EXERCISE DETAILS
Present the following entries again, word for word and in full.

LISTED RECORDS
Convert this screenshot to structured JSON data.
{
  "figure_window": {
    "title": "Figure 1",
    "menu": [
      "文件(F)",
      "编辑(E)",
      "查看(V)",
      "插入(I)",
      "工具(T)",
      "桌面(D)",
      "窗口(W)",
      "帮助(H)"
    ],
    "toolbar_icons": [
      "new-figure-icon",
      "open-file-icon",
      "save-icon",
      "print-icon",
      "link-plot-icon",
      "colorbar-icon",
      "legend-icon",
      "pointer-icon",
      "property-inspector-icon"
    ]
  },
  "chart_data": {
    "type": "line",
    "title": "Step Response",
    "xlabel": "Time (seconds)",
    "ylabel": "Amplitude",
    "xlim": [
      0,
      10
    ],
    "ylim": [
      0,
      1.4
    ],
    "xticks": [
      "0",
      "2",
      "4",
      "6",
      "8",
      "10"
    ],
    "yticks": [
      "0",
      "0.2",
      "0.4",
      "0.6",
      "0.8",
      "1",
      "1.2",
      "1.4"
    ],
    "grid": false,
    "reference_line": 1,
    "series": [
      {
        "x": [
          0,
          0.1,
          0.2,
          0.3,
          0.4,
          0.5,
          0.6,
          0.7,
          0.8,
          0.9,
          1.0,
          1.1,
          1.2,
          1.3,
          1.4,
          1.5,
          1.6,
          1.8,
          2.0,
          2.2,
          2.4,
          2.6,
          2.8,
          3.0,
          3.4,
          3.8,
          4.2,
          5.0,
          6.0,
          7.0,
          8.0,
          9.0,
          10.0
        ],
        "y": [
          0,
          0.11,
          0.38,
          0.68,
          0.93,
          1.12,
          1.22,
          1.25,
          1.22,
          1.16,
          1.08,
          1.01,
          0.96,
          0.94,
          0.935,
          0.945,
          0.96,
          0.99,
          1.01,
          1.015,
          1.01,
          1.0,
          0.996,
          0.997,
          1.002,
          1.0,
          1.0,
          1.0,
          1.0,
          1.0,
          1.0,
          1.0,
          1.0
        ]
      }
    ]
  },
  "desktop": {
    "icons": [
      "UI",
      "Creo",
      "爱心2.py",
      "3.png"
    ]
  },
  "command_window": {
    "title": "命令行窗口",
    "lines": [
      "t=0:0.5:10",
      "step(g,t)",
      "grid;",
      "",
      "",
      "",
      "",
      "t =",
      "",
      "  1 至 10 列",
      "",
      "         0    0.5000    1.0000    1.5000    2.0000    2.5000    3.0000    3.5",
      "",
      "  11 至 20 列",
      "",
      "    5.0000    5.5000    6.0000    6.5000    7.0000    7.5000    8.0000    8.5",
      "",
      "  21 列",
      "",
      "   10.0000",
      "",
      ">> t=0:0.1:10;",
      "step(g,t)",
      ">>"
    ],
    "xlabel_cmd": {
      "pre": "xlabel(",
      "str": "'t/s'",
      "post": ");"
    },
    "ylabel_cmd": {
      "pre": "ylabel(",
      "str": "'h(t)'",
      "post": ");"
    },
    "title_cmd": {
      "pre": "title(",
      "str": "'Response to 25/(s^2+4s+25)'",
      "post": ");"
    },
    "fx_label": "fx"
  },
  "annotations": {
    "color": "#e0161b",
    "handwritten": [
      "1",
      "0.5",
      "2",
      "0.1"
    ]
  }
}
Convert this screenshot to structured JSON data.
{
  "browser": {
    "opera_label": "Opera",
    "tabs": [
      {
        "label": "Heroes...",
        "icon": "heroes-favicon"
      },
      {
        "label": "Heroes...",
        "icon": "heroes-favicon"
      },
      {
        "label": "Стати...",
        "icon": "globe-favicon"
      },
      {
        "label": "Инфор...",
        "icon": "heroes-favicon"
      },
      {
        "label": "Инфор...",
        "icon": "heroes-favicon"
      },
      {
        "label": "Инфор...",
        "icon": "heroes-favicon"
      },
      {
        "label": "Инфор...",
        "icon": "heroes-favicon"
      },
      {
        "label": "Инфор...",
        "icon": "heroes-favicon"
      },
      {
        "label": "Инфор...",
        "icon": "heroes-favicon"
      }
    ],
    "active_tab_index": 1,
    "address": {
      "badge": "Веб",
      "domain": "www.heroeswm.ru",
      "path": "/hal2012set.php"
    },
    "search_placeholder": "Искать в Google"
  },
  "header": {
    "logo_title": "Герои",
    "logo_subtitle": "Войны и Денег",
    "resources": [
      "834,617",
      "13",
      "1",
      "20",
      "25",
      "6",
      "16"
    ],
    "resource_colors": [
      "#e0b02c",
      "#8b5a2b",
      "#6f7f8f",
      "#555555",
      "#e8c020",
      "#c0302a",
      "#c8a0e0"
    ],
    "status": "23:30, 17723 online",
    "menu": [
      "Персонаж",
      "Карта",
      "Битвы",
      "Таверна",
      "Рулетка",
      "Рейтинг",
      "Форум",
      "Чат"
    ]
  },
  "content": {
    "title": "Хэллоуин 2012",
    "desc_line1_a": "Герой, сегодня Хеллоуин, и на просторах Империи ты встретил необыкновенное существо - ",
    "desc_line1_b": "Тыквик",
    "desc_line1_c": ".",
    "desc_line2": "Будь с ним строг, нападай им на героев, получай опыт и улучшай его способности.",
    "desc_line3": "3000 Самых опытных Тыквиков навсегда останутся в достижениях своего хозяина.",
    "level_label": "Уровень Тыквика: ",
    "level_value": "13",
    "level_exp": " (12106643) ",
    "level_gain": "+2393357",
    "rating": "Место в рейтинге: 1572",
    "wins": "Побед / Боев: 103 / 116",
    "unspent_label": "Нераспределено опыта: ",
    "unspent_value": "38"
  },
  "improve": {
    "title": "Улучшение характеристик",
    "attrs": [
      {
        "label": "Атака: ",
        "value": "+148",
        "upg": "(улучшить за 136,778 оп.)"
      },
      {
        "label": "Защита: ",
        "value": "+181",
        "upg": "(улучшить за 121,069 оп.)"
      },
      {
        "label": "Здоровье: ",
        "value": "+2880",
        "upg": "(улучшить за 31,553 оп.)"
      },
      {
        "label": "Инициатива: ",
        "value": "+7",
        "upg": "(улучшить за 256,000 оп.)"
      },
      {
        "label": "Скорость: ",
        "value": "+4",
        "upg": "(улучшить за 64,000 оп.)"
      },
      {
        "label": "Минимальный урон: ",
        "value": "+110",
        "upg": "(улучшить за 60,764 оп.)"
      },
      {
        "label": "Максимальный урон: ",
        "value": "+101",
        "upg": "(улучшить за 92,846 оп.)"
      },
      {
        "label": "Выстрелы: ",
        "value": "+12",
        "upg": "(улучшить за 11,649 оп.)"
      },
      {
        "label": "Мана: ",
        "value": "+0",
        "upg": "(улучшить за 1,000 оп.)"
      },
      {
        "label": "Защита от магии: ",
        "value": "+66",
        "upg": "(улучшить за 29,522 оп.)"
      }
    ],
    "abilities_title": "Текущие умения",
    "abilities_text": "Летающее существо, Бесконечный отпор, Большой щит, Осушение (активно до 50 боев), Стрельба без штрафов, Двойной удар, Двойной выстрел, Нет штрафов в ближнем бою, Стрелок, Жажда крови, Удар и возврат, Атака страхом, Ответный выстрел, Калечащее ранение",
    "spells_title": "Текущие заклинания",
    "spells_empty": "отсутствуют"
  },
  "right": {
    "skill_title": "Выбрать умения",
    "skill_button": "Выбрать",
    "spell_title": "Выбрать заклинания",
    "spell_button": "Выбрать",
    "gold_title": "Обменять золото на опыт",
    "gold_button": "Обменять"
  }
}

COMPLETED EXERCISE
Convert this screenshot to structured JSON data.
{
  "figure_window": {
    "title": "Figure 1",
    "menu": [
      "文件(F)",
      "编辑(E)",
      "查看(V)",
      "插入(I)",
      "工具(T)",
      "桌面(D)",
      "窗口(W)",
      "帮助(H)"
    ],
    "toolbar_icons": [
      "new-figure-icon",
      "open-file-icon",
      "save-icon",
      "print-icon",
      "link-plot-icon",
      "colorbar-icon",
      "legend-icon",
      "pointer-icon",
      "property-inspector-icon"
    ]
  },
  "chart_data": {
    "type": "line",
    "title": "Step Response",
    "xlabel": "Time (seconds)",
    "ylabel": "Amplitude",
    "xlim": [
      0,
      10
    ],
    "ylim": [
      0,
      1.4
    ],
    "xticks": [
      "0",
      "2",
      "4",
      "6",
      "8",
      "10"
    ],
    "yticks": [
      "0",
      "0.2",
      "0.4",
      "0.6",
      "0.8",
      "1",
      "1.2",
      "1.4"
    ],
    "grid": false,
    "reference_line": 1,
    "series": [
      {
        "x": [
          0,
          0.1,
          0.2,
          0.3,
          0.4,
          0.5,
          0.6,
          0.7,
          0.8,
          0.9,
          1.0,
          1.1,
          1.2,
          1.3,
          1.4,
          1.5,
          1.6,
          1.8,
          2.0,
          2.2,
          2.4,
          2.6,
          2.8,
          3.0,
          3.4,
          3.8,
          4.2,
          5.0,
          6.0,
          7.0,
          8.0,
          9.0,
          10.0
        ],
        "y": [
          0,
          0.11,
          0.38,
          0.68,
          0.93,
          1.12,
          1.22,
          1.25,
          1.22,
          1.16,
          1.08,
          1.01,
          0.96,
          0.94,
          0.935,
          0.945,
          0.96,
          0.99,
          1.01,
          1.015,
          1.01,
          1.0,
          0.996,
          0.997,
          1.002,
          1.0,
          1.0,
          1.0,
          1.0,
          1.0,
          1.0,
          1.0,
          1.0
        ]
      }
    ]
  },
  "desktop": {
    "icons": [
      "UI",
      "Creo",
      "爱心2.py",
      "3.png"
    ]
  },
  "command_window": {
    "title": "命令行窗口",
    "lines": [
      "t=0:0.5:10",
      "step(g,t)",
      "grid;",
      "",
      "",
      "",
      "",
      "t =",
      "",
      "  1 至 10 列",
      "",
      "         0    0.5000    1.0000    1.5000    2.0000    2.5000    3.0000    3.5",
      "",
      "  11 至 20 列",
      "",
      "    5.0000    5.5000    6.0000    6.5000    7.0000    7.5000    8.0000    8.5",
      "",
      "  21 列",
      "",
      "   10.0000",
      "",
      ">> t=0:0.1:10;",
      "step(g,t)",
      ">>"
    ],
    "xlabel_cmd": {
      "pre": "xlabel(",
      "str": "'t/s'",
      "post": ");"
    },
    "ylabel_cmd": {
      "pre": "ylabel(",
      "str": "'h(t)'",
      "post": ");"
    },
    "title_cmd": {
      "pre": "title(",
      "str": "'Response to 25/(s^2+4s+25)'",
      "post": ");"
    },
    "fx_label": "fx"
  },
  "annotations": {
    "color": "#e0161b",
    "handwritten": [
      "1",
      "0.5",
      "2",
      "0.1"
    ]
  }
}
Convert this screenshot to structured JSON data.
{
  "browser": {
    "opera_label": "Opera",
    "tabs": [
      {
        "label": "Heroes...",
        "icon": "heroes-favicon"
      },
      {
        "label": "Heroes...",
        "icon": "heroes-favicon"
      },
      {
        "label": "Стати...",
        "icon": "globe-favicon"
      },
      {
        "label": "Инфор...",
        "icon": "heroes-favicon"
      },
      {
        "label": "Инфор...",
        "icon": "heroes-favicon"
      },
      {
        "label": "Инфор...",
        "icon": "heroes-favicon"
      },
      {
        "label": "Инфор...",
        "icon": "heroes-favicon"
      },
      {
        "label": "Инфор...",
        "icon": "heroes-favicon"
      },
      {
        "label": "Инфор...",
        "icon": "heroes-favicon"
      }
    ],
    "active_tab_index": 1,
    "address": {
      "badge": "Веб",
      "domain": "www.heroeswm.ru",
      "path": "/hal2012set.php"
    },
    "search_placeholder": "Искать в Google"
  },
  "header": {
    "logo_title": "Герои",
    "logo_subtitle": "Войны и Денег",
    "resources": [
      "834,617",
      "13",
      "1",
      "20",
      "25",
      "6",
      "16"
    ],
    "resource_colors": [
      "#e0b02c",
      "#8b5a2b",
      "#6f7f8f",
      "#555555",
      "#e8c020",
      "#c0302a",
      "#c8a0e0"
    ],
    "status": "23:30, 17723 online",
    "menu": [
      "Персонаж",
      "Карта",
      "Битвы",
      "Таверна",
      "Рулетка",
      "Рейтинг",
      "Форум",
      "Чат"
    ]
  },
  "content": {
    "title": "Хэллоуин 2012",
    "desc_line1_a": "Герой, сегодня Хеллоуин, и на просторах Империи ты встретил необыкновенное существо - ",
    "desc_line1_b": "Тыквик",
    "desc_line1_c": ".",
    "desc_line2": "Будь с ним строг, нападай им на героев, получай опыт и улучшай его способности.",
    "desc_line3": "3000 Самых опытных Тыквиков навсегда останутся в достижениях своего хозяина.",
    "level_label": "Уровень Тыквика: ",
    "level_value": "13",
    "level_exp": " (12106643) ",
    "level_gain": "+2393357",
    "rating": "Место в рейтинге: 1572",
    "wins": "Побед / Боев: 103 / 116",
    "unspent_label": "Нераспределено опыта: ",
    "unspent_value": "38"
  },
  "improve": {
    "title": "Улучшение характеристик",
    "attrs": [
      {
        "label": "Атака: ",
        "value": "+148",
        "upg": "(улучшить за 136,778 оп.)"
      },
      {
        "label": "Защита: ",
        "value": "+181",
        "upg": "(улучшить за 121,069 оп.)"
      },
      {
        "label": "Здоровье: ",
        "value": "+2880",
        "upg": "(улучшить за 31,553 оп.)"
      },
      {
        "label": "Инициатива: ",
        "value": "+7",
        "upg": "(улучшить за 256,000 оп.)"
      },
      {
        "label": "Скорость: ",
        "value": "+4",
        "upg": "(улучшить за 64,000 оп.)"
      },
      {
        "label": "Минимальный урон: ",
        "value": "+110",
        "upg": "(улучшить за 60,764 оп.)"
      },
      {
        "label": "Максимальный урон: ",
        "value": "+101",
        "upg": "(улучшить за 92,846 оп.)"
      },
      {
        "label": "Выстрелы: ",
        "value": "+12",
        "upg": "(улучшить за 11,649 оп.)"
      },
      {
        "label": "Мана: ",
        "value": "+0",
        "upg": "(улучшить за 1,000 оп.)"
      },
      {
        "label": "Защита от магии: ",
        "value": "+66",
        "upg": "(улучшить за 29,522 оп.)"
      }
    ],
    "abilities_title": "Текущие умения",
    "abilities_text": "Летающее существо, Бесконечный отпор, Большой щит, Осушение (активно до 50 боев), Стрельба без штрафов, Двойной удар, Двойной выстрел, Нет штрафов в ближнем бою, Стрелок, Жажда крови, Удар и возврат, Атака страхом, Ответный выстрел, Калечащее ранение",
    "spells_title": "Текущие заклинания",
    "spells_empty": "отсутствуют"
  },
  "right": {
    "skill_title": "Выбрать умения",
    "skill_button": "Выбрать",
    "spell_title": "Выбрать заклинания",
    "spell_button": "Выбрать",
    "gold_title": "Обменять золото на опыт",
    "gold_button": "Обменять"
  }
}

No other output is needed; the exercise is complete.